§ PROBLEM DETAILS: Look for the word "true" in the entries below, then copy every line that has it.

§ DATA ROWS:
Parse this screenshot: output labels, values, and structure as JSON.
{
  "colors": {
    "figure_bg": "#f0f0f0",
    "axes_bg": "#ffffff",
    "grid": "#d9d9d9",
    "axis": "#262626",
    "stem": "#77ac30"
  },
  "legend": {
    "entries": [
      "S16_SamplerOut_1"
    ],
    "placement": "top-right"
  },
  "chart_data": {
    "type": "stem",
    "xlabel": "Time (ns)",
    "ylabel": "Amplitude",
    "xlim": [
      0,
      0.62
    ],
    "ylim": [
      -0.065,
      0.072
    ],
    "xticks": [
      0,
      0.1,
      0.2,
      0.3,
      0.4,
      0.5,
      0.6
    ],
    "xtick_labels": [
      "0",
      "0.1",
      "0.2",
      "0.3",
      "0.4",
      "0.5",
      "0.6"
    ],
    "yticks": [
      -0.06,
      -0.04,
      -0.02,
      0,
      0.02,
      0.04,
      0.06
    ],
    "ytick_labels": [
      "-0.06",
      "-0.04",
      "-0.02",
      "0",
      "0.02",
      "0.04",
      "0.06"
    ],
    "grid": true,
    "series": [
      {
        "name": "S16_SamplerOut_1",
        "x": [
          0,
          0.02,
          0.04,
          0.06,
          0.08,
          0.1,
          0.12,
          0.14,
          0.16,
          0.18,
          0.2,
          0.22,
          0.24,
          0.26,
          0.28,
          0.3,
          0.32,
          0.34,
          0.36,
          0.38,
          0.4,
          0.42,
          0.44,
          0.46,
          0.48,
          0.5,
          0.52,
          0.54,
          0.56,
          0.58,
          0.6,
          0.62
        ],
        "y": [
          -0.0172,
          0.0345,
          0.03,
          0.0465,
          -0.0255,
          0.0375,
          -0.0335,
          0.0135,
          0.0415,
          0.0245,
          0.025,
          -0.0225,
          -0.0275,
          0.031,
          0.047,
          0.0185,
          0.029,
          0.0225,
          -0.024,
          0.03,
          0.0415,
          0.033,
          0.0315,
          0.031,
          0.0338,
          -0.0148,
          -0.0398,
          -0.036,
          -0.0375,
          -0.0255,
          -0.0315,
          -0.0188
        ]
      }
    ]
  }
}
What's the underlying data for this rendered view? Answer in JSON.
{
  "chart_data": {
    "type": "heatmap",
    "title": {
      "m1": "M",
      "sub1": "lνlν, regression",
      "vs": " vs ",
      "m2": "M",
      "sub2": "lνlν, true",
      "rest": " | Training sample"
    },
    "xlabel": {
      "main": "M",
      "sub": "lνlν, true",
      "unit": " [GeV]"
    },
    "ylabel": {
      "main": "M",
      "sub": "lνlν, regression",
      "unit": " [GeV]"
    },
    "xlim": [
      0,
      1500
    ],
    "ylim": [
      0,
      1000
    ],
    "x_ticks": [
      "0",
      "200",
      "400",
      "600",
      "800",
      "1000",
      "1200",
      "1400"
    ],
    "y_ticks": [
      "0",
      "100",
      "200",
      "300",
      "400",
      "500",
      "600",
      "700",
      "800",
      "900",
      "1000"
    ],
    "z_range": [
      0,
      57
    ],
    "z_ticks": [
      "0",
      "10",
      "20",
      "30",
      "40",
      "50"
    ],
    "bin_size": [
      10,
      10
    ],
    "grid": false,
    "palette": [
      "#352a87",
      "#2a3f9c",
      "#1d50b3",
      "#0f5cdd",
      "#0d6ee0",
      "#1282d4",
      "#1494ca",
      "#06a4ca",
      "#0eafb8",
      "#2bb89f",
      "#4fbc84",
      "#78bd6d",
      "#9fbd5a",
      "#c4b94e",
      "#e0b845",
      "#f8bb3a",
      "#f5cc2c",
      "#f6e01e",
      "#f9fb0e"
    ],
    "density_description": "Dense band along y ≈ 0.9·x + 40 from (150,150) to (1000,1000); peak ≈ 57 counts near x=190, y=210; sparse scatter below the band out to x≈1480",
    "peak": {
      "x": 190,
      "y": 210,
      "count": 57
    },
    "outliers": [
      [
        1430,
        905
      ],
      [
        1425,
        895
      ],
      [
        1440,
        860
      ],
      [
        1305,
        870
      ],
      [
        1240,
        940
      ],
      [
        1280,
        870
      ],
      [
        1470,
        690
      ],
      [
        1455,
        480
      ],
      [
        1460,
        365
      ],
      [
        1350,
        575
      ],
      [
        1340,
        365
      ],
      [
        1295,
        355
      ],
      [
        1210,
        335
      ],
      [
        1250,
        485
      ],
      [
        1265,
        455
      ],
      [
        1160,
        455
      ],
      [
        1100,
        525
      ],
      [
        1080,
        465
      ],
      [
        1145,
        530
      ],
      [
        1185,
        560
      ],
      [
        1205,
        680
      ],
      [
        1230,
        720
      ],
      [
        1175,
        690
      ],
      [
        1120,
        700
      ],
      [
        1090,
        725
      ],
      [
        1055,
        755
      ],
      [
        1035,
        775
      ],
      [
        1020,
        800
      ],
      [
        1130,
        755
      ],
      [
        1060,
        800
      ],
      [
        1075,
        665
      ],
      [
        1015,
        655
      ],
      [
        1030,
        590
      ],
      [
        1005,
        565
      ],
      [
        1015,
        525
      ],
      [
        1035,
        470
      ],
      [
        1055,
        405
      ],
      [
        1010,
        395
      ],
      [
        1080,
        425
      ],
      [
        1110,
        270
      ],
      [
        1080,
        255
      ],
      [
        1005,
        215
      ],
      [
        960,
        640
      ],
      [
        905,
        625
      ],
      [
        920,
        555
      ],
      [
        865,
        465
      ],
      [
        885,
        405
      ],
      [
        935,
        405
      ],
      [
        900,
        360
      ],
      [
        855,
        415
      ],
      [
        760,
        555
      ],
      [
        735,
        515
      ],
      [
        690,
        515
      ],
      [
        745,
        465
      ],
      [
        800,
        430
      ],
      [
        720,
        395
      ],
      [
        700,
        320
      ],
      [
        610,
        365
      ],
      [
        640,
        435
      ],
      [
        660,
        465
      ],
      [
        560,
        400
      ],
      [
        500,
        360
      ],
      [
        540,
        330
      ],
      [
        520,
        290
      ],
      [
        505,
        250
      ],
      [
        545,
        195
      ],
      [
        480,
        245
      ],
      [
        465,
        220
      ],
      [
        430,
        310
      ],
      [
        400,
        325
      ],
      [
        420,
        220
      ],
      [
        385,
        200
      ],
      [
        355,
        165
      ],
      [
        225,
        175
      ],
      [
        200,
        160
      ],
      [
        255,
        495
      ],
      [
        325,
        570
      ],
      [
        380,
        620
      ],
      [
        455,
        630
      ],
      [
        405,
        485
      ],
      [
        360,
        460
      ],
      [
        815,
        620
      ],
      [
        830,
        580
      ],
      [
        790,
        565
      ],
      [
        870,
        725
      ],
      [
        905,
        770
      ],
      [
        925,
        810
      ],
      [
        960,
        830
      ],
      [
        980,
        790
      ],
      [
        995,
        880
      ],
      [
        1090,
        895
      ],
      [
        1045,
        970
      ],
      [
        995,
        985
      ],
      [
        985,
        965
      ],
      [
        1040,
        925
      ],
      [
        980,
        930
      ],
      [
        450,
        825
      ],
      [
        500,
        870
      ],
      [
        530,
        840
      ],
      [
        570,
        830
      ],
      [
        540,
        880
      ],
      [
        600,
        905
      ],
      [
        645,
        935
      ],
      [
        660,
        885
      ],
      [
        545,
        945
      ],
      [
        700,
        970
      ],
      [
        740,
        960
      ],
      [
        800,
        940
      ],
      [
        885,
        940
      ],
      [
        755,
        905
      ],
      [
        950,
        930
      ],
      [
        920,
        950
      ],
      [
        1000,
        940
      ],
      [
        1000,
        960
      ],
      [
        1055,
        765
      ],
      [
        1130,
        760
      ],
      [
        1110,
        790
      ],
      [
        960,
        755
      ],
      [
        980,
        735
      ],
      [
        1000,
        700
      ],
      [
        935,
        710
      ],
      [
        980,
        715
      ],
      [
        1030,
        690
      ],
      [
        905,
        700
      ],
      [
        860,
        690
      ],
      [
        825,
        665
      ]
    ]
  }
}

§ TASK RESPONSE:
    "grid": true,
      "sub2": "lνlν, true",
      "sub": "lνlν, true",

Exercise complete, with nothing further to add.